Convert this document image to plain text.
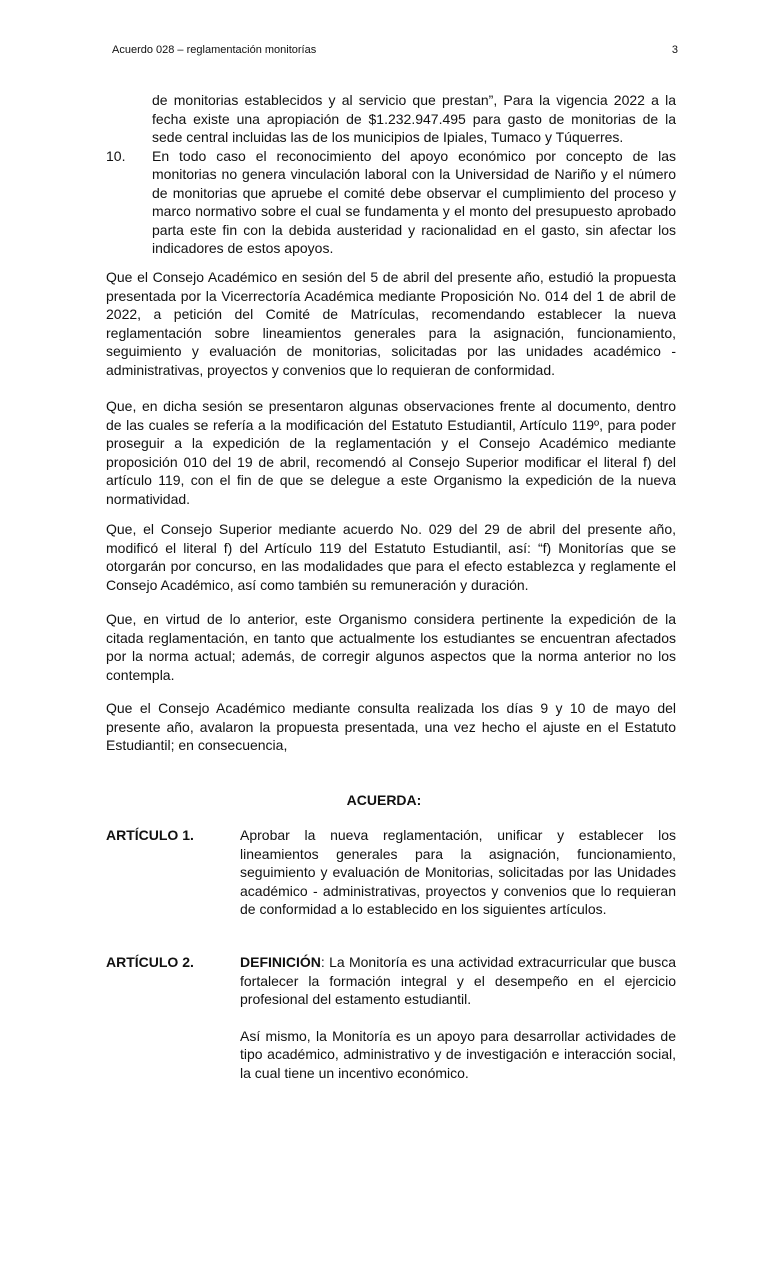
Acuerdo 028 – reglamentación monitorías	3
de monitorias establecidos y al servicio que prestan”, Para la vigencia 2022 a la fecha existe una apropiación de $1.232.947.495 para gasto de monitorias de la sede central incluidas las de los municipios de Ipiales, Tumaco y Túquerres.
10.	En todo caso el reconocimiento del apoyo económico por concepto de las monitorias no genera vinculación laboral con la Universidad de Nariño y el número de monitorias que apruebe el comité debe observar el cumplimiento del proceso y marco normativo sobre el cual se fundamenta y el monto del presupuesto aprobado parta este fin con la debida austeridad y racionalidad en el gasto, sin afectar los indicadores de estos apoyos.

Que el Consejo Académico en sesión del 5 de abril del presente año, estudió la propuesta presentada por la Vicerrectoría Académica mediante Proposición No. 014 del 1 de abril de 2022, a petición del Comité de Matrículas, recomendando establecer la nueva reglamentación sobre lineamientos generales para la asignación, funcionamiento, seguimiento y evaluación de monitorias, solicitadas por las unidades académico - administrativas, proyectos y convenios que lo requieran de conformidad.

Que, en dicha sesión se presentaron algunas observaciones frente al documento, dentro de las cuales se refería a la modificación del Estatuto Estudiantil, Artículo 119º, para poder proseguir a la expedición de la reglamentación y el Consejo Académico mediante proposición 010 del 19 de abril, recomendó al Consejo Superior modificar el literal f) del artículo 119, con el fin de que se delegue a este Organismo la expedición de la nueva normatividad.

Que, el Consejo Superior mediante acuerdo No. 029 del 29 de abril del presente año, modificó el literal f) del Artículo 119 del Estatuto Estudiantil, así: “f) Monitorías que se otorgarán por concurso, en las modalidades que para el efecto establezca y reglamente el Consejo Académico, así como también su remuneración y duración.

Que, en virtud de lo anterior, este Organismo considera pertinente la expedición de la citada reglamentación, en tanto que actualmente los estudiantes se encuentran afectados por la norma actual; además, de corregir algunos aspectos que la norma anterior no los contempla.

Que el Consejo Académico mediante consulta realizada los días 9 y 10 de mayo del presente año, avalaron la propuesta presentada, una vez hecho el ajuste en el Estatuto Estudiantil; en consecuencia,

ACUERDA:
ARTÍCULO 1.	Aprobar la nueva reglamentación, unificar y establecer los lineamientos generales para la asignación, funcionamiento, seguimiento y evaluación de Monitorias, solicitadas por las Unidades académico - administrativas, proyectos y convenios que lo requieran de conformidad a lo establecido en los siguientes artículos.

ARTÍCULO 2.	DEFINICIÓN: La Monitoría es una actividad extracurricular que busca fortalecer la formación integral y el desempeño en el ejercicio profesional del estamento estudiantil.

Así mismo, la Monitoría es un apoyo para desarrollar actividades de tipo académico, administrativo y de investigación e interacción social, la cual tiene un incentivo económico.
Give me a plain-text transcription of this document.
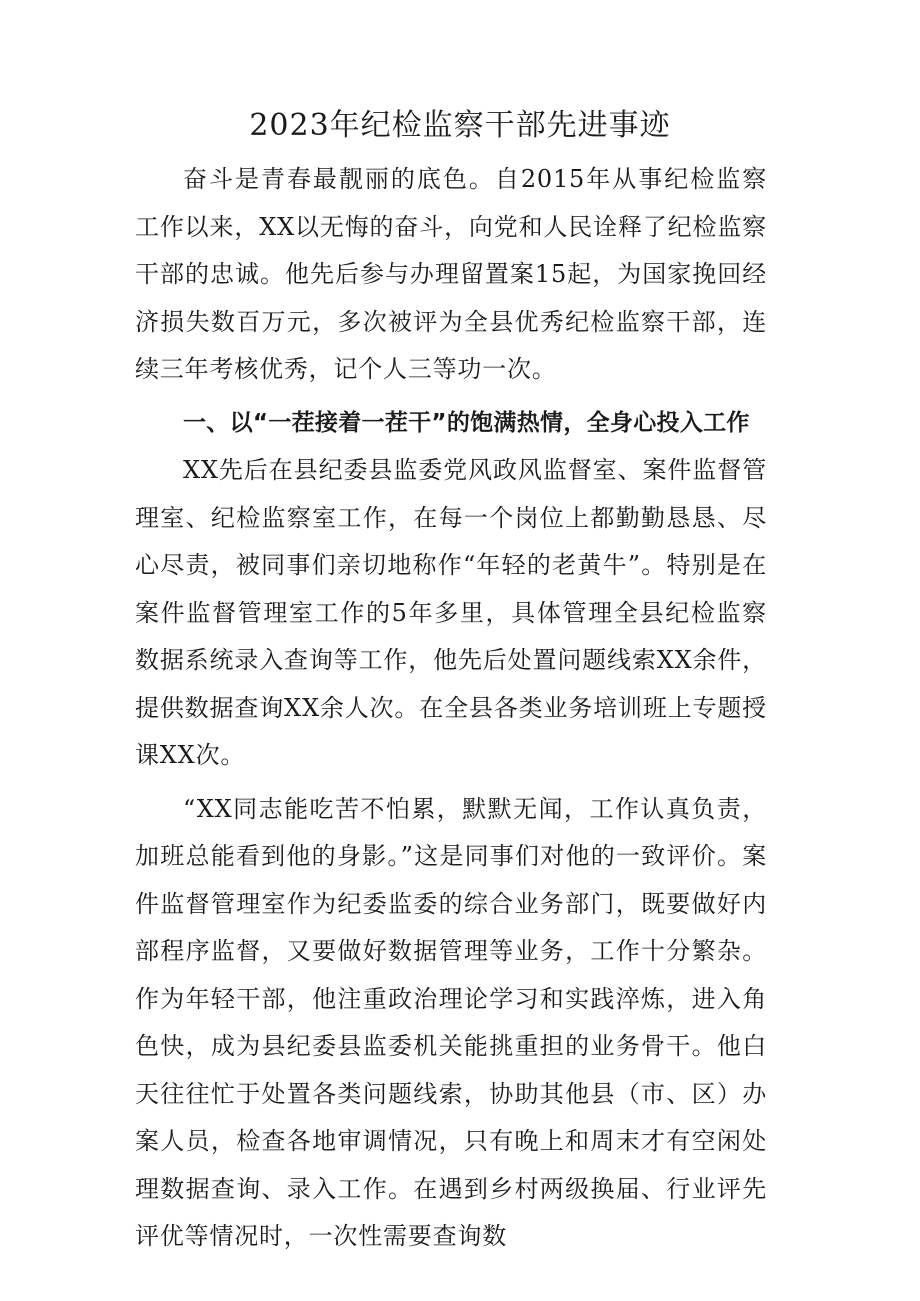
2023年纪检监察干部先进事迹

奋斗是青春最靓丽的底色。自2015年从事纪检监察工作以来，XX以无悔的奋斗，向党和人民诠释了纪检监察干部的忠诚。他先后参与办理留置案15起，为国家挽回经济损失数百万元，多次被评为全县优秀纪检监察干部，连续三年考核优秀，记个人三等功一次。

一、以“一茬接着一茬干”的饱满热情，全身心投入工作

XX先后在县纪委县监委党风政风监督室、案件监督管理室、纪检监察室工作，在每一个岗位上都勤勤恳恳、尽心尽责，被同事们亲切地称作“年轻的老黄牛”。特别是在案件监督管理室工作的5年多里，具体管理全县纪检监察数据系统录入查询等工作，他先后处置问题线索XX余件，提供数据查询XX余人次。在全县各类业务培训班上专题授课XX次。

“XX同志能吃苦不怕累，默默无闻，工作认真负责，加班总能看到他的身影。”这是同事们对他的一致评价。案件监督管理室作为纪委监委的综合业务部门，既要做好内部程序监督，又要做好数据管理等业务，工作十分繁杂。作为年轻干部，他注重政治理论学习和实践淬炼，进入角色快，成为县纪委县监委机关能挑重担的业务骨干。他白天往往忙于处置各类问题线索，协助其他县（市、区）办案人员，检查各地审调情况，只有晚上和周末才有空闲处理数据查询、录入工作。在遇到乡村两级换届、行业评先评优等情况时，一次性需要查询数
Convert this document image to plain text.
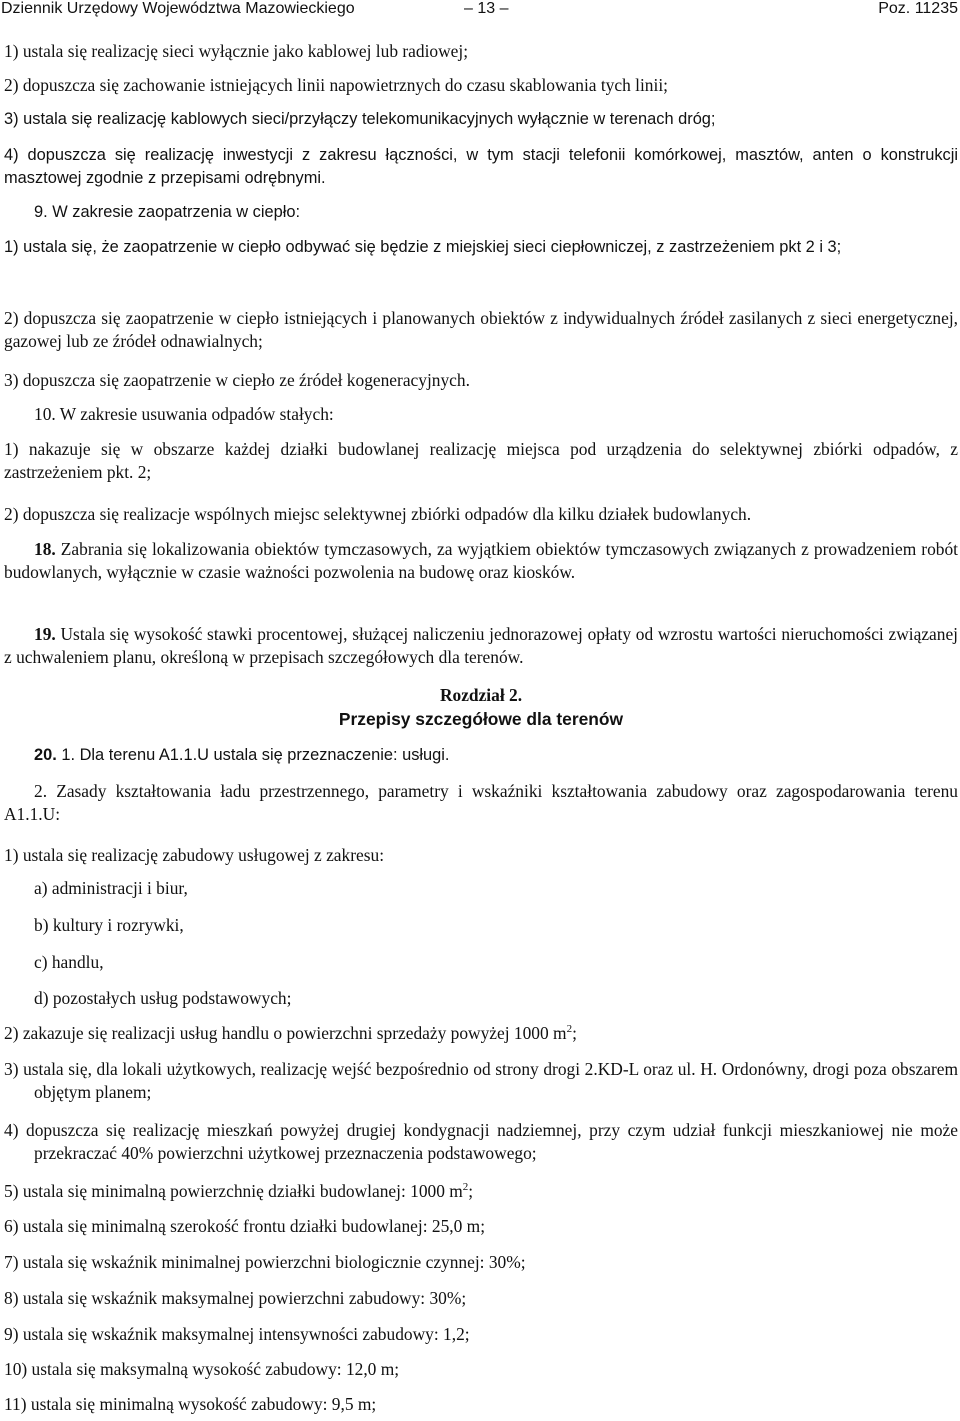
Dziennik Urzędowy Województwa Mazowieckiego	– 13 –	Poz. 11235
1) ustala się realizację sieci wyłącznie jako kablowej lub radiowej;
2) dopuszcza się zachowanie istniejących linii napowietrznych do czasu skablowania tych linii;
3) ustala się realizację kablowych sieci/przyłączy telekomunikacyjnych wyłącznie w terenach dróg;
4) dopuszcza się realizację inwestycji z zakresu łączności, w tym stacji telefonii komórkowej, masztów, anten o konstrukcji masztowej zgodnie z przepisami odrębnymi.
9. W zakresie zaopatrzenia w ciepło:
1) ustala się, że zaopatrzenie w ciepło odbywać się będzie z miejskiej sieci ciepłowniczej, z zastrzeżeniem pkt 2 i 3;
2) dopuszcza się zaopatrzenie w ciepło istniejących i planowanych obiektów z indywidualnych źródeł zasilanych z sieci energetycznej, gazowej lub ze źródeł odnawialnych;
3) dopuszcza się zaopatrzenie w ciepło ze źródeł kogeneracyjnych.
10. W zakresie usuwania odpadów stałych:
1) nakazuje się w obszarze każdej działki budowlanej realizację miejsca pod urządzenia do selektywnej zbiórki odpadów, z zastrzeżeniem pkt. 2;
2) dopuszcza się realizacje wspólnych miejsc selektywnej zbiórki odpadów dla kilku działek budowlanych.
18. Zabrania się lokalizowania obiektów tymczasowych, za wyjątkiem obiektów tymczasowych związanych z prowadzeniem robót budowlanych, wyłącznie w czasie ważności pozwolenia na budowę oraz kiosków.
19. Ustala się wysokość stawki procentowej, służącej naliczeniu jednorazowej opłaty od wzrostu wartości nieruchomości związanej z uchwaleniem planu, określoną w przepisach szczegółowych dla terenów.
Rozdział 2.
Przepisy szczegółowe dla terenów
20. 1. Dla terenu A1.1.U ustala się przeznaczenie: usługi.
2. Zasady kształtowania ładu przestrzennego, parametry i wskaźniki kształtowania zabudowy oraz zagospodarowania terenu A1.1.U:
1) ustala się realizację zabudowy usługowej z zakresu:
a) administracji i biur,
b) kultury i rozrywki,
c) handlu,
d) pozostałych usług podstawowych;
2) zakazuje się realizacji usług handlu o powierzchni sprzedaży powyżej 1000 $m^2$;
3) ustala się, dla lokali użytkowych, realizację wejść bezpośrednio od strony drogi 2.KD-L oraz ul. H. Ordonówny, drogi poza obszarem objętym planem;
4) dopuszcza się realizację mieszkań powyżej drugiej kondygnacji nadziemnej, przy czym udział funkcji mieszkaniowej nie może przekraczać 40% powierzchni użytkowej przeznaczenia podstawowego;
5) ustala się minimalną powierzchnię działki budowlanej: 1000 $m^2$;
6) ustala się minimalną szerokość frontu działki budowlanej: 25,0 m;
7) ustala się wskaźnik minimalnej powierzchni biologicznie czynnej: 30%;
8) ustala się wskaźnik maksymalnej powierzchni zabudowy: 30%;
9) ustala się wskaźnik maksymalnej intensywności zabudowy: 1,2;
10) ustala się maksymalną wysokość zabudowy: 12,0 m;
11) ustala się minimalną wysokość zabudowy: 9,5 m;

- CHALLENGE:
Find the string "zabudowy" in the entries above and return each line that holds it.

- ANSWER IN FULL:
2. Zasady kształtowania ładu przestrzennego, parametry i wskaźniki kształtowania zabudowy oraz zagospodarowania terenu A1.1.U:
1) ustala się realizację zabudowy usługowej z zakresu:
8) ustala się wskaźnik maksymalnej powierzchni zabudowy: 30%;
9) ustala się wskaźnik maksymalnej intensywności zabudowy: 1,2;
10) ustala się maksymalną wysokość zabudowy: 12,0 m;
11) ustala się minimalną wysokość zabudowy: 9,5 m;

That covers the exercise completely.